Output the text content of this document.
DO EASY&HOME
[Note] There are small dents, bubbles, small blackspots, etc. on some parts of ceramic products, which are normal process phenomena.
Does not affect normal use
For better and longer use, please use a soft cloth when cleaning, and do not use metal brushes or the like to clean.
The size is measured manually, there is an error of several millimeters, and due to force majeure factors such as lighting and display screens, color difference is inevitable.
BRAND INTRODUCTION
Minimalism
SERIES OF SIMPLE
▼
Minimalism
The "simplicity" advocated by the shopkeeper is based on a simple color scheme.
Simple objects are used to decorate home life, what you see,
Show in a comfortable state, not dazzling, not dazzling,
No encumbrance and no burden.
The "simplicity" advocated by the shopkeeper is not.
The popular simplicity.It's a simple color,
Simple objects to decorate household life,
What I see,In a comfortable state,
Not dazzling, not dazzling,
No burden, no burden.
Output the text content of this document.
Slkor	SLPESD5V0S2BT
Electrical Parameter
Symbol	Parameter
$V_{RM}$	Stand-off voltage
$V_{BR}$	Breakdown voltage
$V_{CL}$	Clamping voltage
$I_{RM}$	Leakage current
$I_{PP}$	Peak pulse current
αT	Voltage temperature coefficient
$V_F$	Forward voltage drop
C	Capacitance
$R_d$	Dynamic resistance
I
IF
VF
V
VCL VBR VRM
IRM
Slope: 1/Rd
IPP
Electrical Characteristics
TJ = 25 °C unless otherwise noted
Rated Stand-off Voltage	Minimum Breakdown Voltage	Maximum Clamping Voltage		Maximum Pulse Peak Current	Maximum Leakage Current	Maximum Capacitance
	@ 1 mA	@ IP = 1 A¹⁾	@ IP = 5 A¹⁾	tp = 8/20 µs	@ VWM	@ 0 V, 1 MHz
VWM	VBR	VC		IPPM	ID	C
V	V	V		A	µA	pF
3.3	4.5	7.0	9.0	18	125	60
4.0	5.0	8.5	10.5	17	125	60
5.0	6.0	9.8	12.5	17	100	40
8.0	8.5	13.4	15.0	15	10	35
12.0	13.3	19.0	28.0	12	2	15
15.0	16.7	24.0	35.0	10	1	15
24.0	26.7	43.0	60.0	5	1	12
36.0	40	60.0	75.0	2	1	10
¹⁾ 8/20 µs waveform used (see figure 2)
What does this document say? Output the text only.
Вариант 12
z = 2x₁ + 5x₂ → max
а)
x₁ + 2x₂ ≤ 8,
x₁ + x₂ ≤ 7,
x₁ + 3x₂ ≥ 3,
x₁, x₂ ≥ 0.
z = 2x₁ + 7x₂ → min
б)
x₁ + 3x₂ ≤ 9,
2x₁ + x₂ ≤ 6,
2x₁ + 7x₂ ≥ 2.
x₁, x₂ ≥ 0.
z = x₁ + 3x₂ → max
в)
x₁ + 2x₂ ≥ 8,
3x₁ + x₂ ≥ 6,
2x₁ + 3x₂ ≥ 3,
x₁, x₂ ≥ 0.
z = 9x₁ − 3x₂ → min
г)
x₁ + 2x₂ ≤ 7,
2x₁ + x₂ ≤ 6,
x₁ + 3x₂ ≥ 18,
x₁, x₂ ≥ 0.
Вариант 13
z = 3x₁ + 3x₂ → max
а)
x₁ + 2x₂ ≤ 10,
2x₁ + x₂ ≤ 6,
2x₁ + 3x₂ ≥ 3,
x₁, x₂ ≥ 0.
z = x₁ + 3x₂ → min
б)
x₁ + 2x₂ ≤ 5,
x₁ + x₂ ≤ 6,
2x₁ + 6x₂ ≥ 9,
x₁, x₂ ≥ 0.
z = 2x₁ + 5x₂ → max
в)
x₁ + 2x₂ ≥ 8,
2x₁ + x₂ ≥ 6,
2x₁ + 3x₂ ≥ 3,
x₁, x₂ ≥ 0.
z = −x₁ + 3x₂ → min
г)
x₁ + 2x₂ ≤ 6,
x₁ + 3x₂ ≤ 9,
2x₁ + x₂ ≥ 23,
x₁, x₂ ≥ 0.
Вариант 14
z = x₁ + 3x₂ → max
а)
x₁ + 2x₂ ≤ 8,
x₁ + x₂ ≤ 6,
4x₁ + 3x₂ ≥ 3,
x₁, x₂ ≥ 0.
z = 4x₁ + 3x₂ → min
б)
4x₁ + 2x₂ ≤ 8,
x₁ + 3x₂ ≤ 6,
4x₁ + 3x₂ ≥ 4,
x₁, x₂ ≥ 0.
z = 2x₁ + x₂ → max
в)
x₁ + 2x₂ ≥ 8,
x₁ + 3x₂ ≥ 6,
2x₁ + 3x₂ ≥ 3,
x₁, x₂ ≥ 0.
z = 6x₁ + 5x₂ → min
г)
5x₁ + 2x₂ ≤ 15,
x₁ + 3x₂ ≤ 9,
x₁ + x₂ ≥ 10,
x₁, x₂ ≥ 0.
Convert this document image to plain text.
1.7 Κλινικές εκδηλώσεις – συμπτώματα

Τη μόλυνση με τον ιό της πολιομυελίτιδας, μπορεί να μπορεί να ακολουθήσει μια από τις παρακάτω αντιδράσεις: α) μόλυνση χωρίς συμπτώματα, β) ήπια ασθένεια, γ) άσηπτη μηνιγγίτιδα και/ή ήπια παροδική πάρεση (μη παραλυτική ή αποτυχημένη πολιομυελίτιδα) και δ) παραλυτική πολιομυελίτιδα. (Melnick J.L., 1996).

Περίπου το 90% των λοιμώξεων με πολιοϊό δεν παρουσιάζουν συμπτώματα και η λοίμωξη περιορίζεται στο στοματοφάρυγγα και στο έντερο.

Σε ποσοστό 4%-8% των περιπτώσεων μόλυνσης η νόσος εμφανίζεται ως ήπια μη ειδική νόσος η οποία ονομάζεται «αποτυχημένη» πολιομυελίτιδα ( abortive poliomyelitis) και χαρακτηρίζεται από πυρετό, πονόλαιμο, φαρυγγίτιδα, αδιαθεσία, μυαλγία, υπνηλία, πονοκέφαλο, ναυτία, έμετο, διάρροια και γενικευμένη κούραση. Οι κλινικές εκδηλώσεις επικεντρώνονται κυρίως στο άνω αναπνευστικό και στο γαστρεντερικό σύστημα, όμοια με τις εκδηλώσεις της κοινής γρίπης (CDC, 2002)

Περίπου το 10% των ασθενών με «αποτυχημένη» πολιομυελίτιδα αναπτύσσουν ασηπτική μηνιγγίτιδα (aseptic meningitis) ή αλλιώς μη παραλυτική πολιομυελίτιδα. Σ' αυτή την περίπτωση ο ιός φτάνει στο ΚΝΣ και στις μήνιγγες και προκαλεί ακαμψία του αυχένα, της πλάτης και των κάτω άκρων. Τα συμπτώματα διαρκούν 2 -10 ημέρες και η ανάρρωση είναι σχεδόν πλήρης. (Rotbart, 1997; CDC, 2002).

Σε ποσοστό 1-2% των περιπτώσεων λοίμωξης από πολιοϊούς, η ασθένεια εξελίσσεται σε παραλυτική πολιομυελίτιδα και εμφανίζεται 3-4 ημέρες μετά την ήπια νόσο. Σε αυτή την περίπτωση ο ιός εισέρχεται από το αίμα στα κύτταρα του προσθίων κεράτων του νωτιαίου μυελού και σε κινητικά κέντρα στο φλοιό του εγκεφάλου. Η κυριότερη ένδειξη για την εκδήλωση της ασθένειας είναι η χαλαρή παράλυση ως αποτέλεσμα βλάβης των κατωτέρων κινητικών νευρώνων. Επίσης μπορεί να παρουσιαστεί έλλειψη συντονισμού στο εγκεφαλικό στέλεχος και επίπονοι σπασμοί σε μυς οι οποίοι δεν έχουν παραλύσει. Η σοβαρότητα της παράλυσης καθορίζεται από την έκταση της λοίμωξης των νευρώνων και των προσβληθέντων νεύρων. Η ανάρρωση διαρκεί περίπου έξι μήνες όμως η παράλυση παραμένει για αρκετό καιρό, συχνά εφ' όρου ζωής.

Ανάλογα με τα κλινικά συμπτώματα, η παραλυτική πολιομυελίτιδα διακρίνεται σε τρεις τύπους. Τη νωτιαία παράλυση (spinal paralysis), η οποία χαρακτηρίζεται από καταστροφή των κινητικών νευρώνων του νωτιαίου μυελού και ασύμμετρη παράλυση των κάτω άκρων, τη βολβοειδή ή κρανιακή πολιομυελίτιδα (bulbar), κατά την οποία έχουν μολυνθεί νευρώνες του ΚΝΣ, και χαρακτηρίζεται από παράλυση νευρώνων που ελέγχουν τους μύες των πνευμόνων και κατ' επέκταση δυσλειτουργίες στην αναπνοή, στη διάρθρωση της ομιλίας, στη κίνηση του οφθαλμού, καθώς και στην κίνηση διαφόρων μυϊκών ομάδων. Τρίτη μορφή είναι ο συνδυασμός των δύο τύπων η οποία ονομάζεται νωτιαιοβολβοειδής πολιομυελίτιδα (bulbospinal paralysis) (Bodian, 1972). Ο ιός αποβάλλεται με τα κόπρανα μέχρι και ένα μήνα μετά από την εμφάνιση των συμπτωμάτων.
────────────────────
### WHAT TO WORK ON
Search the entries for the word "state", then list each line that holds it.

### WORKED ANSWER
Show in a comfortable state, not dazzling, not dazzling,
What I see,In a comfortable state,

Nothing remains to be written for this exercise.